==== EXERCISE MATERIAL ====

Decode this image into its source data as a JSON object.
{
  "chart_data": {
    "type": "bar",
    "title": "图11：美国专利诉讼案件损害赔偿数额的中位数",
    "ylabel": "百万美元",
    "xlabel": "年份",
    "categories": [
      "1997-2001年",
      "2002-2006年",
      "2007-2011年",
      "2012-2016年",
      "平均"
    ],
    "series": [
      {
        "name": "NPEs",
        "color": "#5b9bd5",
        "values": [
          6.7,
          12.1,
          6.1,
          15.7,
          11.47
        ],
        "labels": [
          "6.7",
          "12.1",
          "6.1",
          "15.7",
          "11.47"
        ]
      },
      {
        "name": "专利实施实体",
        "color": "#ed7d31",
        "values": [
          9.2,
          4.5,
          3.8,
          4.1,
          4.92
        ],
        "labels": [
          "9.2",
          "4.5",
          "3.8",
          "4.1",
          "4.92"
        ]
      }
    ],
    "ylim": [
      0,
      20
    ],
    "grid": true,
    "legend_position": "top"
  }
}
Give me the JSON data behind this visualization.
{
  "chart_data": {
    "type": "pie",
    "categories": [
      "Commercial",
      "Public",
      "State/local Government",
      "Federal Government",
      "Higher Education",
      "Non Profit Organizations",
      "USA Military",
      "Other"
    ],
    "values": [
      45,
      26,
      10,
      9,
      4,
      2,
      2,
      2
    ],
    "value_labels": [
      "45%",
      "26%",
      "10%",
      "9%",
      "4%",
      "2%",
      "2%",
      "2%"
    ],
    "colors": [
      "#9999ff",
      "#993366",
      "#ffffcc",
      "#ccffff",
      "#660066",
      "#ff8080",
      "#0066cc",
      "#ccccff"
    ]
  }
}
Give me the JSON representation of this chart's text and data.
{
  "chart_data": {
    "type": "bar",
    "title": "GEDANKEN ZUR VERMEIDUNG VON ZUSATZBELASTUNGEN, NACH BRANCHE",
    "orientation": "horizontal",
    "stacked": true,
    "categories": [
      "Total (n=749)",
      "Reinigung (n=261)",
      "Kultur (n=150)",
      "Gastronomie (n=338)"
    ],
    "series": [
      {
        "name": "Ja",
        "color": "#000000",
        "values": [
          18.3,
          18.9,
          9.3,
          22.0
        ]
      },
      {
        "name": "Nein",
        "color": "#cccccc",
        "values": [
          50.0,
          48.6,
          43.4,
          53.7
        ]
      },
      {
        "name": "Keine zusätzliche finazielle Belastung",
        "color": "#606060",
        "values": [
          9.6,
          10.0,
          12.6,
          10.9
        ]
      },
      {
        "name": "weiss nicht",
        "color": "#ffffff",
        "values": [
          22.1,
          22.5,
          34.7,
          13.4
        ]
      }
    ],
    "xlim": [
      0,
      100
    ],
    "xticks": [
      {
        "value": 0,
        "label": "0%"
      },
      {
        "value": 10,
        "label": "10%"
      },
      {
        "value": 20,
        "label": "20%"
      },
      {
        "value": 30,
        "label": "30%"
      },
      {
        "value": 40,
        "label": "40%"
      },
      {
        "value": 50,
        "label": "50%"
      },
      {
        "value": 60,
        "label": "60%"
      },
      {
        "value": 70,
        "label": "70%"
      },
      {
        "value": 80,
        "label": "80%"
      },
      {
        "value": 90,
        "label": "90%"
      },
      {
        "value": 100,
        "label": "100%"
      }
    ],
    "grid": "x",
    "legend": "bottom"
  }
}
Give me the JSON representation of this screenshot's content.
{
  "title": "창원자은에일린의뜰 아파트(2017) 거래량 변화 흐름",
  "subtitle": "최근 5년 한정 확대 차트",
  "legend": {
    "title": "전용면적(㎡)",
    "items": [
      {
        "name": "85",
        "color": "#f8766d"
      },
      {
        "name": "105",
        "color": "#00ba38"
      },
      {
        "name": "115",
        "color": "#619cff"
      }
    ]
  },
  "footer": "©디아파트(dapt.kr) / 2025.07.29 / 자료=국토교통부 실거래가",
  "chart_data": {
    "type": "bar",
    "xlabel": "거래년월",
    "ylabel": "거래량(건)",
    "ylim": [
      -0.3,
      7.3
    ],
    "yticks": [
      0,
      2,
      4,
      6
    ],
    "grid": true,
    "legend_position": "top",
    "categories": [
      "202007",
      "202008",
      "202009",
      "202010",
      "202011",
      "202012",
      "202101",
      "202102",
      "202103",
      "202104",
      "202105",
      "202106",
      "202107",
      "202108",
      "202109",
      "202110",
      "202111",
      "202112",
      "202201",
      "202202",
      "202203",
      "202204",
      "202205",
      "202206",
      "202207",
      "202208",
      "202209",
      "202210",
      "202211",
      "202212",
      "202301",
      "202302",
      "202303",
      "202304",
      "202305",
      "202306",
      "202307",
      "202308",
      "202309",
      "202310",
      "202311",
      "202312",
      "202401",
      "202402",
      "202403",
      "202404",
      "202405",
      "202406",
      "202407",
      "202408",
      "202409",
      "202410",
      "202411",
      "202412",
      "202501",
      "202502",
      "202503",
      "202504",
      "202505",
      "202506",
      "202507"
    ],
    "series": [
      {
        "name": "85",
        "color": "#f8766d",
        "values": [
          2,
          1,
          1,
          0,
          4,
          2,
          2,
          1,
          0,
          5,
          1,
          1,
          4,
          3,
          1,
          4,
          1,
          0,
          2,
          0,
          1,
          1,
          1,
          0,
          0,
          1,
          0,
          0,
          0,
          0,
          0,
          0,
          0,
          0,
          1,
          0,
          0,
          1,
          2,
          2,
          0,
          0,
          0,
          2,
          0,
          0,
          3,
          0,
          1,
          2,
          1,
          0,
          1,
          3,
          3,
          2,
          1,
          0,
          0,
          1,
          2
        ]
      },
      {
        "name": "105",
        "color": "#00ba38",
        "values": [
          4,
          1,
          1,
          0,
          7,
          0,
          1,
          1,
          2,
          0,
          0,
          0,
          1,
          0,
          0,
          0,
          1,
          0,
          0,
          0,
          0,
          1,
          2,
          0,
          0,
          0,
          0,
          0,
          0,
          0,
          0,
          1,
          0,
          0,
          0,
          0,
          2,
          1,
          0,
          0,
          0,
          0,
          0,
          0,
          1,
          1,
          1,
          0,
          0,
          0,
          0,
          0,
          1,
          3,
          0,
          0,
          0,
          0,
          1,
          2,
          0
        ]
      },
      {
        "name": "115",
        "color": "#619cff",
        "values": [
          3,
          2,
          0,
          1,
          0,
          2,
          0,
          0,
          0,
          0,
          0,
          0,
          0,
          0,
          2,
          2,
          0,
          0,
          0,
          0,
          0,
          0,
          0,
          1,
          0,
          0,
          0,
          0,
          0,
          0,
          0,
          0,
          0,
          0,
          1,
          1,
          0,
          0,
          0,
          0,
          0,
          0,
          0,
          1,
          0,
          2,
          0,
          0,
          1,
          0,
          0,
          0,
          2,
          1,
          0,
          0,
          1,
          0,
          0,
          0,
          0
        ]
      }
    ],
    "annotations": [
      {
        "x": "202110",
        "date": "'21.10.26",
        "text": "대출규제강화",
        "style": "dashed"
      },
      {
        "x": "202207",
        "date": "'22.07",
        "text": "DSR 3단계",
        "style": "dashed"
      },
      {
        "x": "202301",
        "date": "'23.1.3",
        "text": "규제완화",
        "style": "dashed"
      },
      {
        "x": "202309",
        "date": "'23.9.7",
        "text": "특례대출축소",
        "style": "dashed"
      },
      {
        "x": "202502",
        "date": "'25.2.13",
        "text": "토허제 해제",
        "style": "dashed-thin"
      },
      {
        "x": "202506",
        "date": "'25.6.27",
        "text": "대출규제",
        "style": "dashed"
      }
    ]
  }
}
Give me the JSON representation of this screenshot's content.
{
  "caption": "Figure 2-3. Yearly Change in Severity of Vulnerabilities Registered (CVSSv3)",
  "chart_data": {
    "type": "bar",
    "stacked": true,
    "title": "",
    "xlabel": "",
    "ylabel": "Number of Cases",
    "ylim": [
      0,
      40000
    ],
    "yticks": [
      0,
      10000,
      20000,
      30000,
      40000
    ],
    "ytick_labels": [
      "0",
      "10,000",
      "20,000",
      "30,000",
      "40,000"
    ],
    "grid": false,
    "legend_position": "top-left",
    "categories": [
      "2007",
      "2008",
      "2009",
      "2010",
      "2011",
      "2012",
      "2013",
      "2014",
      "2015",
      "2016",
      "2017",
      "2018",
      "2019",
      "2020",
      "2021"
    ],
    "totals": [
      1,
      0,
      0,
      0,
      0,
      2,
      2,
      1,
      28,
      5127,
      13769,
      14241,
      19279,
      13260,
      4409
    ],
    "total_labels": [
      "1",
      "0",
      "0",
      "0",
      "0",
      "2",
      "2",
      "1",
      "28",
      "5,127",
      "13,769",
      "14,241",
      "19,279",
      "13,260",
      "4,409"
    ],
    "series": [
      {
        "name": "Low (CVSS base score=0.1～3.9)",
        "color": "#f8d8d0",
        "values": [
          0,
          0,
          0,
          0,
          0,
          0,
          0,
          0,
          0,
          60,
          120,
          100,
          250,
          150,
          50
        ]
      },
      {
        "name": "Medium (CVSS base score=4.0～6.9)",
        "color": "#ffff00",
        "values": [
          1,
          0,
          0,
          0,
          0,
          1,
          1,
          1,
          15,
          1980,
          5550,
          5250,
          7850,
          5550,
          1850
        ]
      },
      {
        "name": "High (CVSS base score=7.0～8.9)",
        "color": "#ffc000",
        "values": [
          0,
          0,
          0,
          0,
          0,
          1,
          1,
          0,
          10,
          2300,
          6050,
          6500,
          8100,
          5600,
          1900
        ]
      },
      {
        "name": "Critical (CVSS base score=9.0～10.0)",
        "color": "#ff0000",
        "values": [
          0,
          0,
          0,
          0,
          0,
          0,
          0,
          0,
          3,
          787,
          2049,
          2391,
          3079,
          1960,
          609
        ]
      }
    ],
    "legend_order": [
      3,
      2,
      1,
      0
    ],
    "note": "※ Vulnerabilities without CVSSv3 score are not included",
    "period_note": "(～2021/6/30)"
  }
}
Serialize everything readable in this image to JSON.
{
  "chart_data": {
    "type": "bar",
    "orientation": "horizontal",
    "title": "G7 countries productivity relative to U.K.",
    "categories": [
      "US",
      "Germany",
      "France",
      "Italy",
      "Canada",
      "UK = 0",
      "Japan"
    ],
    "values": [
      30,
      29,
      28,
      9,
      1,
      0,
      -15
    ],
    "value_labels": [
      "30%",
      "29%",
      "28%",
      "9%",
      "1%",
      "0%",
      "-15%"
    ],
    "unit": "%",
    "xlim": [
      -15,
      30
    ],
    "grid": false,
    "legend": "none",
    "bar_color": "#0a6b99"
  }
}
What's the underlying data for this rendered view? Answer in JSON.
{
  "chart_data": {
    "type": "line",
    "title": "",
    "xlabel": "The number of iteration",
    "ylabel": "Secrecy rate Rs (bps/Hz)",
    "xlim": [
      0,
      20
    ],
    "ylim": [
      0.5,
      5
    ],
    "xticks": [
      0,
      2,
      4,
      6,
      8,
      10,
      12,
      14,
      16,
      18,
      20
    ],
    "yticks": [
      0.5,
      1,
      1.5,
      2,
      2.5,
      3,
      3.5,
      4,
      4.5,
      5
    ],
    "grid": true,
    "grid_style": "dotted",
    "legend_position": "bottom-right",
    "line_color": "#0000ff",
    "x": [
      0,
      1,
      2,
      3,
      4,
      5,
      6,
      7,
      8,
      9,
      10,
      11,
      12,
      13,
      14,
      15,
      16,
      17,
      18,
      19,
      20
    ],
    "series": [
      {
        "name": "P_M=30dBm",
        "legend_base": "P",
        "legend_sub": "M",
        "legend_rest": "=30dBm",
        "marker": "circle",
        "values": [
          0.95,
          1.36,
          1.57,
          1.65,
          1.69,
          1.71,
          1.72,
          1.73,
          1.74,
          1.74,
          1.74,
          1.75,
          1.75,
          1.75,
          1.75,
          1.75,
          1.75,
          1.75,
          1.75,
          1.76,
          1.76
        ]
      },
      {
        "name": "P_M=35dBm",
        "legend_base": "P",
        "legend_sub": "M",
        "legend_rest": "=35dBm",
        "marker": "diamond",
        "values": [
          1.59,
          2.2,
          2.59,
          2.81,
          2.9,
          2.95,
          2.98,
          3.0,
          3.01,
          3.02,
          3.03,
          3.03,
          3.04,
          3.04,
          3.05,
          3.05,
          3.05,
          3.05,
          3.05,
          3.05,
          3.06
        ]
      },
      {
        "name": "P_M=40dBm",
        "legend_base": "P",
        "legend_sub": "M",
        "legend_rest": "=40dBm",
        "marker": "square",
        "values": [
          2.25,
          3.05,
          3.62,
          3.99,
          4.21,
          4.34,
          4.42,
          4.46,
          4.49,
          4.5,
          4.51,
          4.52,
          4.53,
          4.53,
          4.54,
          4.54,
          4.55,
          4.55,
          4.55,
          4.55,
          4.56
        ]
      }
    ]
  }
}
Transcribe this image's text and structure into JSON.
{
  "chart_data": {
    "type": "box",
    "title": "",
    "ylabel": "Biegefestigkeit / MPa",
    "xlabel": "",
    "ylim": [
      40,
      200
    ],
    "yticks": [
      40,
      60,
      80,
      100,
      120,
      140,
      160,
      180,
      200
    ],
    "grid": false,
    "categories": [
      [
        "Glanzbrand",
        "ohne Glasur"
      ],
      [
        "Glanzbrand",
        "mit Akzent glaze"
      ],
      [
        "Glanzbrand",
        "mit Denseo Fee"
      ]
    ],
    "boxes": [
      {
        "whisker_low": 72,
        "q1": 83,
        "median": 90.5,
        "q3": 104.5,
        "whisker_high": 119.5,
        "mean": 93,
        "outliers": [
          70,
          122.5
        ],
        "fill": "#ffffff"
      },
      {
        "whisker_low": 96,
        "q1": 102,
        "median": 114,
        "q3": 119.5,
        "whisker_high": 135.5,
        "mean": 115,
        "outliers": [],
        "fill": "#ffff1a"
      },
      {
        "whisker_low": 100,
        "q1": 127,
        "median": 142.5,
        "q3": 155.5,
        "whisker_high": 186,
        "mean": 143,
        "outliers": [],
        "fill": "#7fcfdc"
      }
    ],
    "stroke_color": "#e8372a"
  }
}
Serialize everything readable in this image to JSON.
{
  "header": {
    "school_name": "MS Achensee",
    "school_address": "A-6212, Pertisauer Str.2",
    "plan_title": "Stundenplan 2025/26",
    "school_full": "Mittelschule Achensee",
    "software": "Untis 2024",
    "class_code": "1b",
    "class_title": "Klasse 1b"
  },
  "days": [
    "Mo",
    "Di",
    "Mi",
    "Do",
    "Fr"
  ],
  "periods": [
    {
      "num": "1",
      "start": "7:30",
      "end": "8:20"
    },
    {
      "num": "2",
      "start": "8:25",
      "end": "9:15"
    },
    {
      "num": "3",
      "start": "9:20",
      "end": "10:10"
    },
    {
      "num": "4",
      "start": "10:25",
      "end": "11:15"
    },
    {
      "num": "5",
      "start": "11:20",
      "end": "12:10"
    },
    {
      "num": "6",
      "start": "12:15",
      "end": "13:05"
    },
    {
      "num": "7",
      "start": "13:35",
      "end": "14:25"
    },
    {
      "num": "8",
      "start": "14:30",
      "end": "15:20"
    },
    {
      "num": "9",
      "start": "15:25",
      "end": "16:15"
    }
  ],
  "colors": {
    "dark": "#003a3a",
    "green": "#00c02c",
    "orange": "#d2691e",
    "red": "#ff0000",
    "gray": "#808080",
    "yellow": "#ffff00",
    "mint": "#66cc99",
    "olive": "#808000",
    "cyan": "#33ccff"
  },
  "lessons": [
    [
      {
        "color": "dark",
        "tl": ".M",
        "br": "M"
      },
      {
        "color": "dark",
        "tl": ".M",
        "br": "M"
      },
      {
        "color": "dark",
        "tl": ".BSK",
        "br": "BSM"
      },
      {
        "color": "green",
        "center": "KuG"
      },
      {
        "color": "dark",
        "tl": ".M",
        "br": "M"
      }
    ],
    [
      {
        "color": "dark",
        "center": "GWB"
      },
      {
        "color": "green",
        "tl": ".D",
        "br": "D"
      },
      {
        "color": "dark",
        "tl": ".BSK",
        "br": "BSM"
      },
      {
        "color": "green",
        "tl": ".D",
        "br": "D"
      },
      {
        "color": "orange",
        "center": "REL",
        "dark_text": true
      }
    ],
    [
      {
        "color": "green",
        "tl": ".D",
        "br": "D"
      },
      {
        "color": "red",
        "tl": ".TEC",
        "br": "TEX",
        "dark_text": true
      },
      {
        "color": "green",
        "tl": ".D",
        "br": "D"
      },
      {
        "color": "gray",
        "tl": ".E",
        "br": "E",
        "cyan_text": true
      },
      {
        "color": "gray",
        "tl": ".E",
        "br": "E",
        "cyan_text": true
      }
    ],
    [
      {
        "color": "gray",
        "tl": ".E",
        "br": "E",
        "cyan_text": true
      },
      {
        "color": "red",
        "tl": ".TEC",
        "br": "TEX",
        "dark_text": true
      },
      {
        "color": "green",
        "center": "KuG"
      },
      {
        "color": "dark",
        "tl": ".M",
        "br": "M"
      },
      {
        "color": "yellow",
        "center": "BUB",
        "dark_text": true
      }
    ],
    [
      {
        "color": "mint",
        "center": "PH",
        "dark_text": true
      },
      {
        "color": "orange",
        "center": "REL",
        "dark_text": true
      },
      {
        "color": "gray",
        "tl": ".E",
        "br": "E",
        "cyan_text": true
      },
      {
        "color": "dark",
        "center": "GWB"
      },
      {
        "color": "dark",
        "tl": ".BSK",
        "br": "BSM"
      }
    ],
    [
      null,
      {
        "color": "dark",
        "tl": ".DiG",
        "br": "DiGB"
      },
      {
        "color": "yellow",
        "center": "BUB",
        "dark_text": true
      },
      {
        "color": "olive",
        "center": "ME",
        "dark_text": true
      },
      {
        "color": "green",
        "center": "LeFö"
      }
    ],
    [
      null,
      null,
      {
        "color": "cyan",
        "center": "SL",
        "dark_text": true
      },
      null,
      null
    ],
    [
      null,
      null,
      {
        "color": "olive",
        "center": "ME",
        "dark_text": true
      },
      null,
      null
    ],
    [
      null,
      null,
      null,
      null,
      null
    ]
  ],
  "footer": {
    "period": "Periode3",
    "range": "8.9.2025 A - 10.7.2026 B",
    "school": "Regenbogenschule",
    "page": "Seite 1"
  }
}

====

§ YOUR TASK
Look through the listing and extract every line with "Give" in it.

§ WRITTEN RESPONSE
Give me the JSON data behind this visualization.
Give me the JSON representation of this chart's text and data.
Give me the JSON representation of this screenshot's content.
Give me the JSON representation of this screenshot's content.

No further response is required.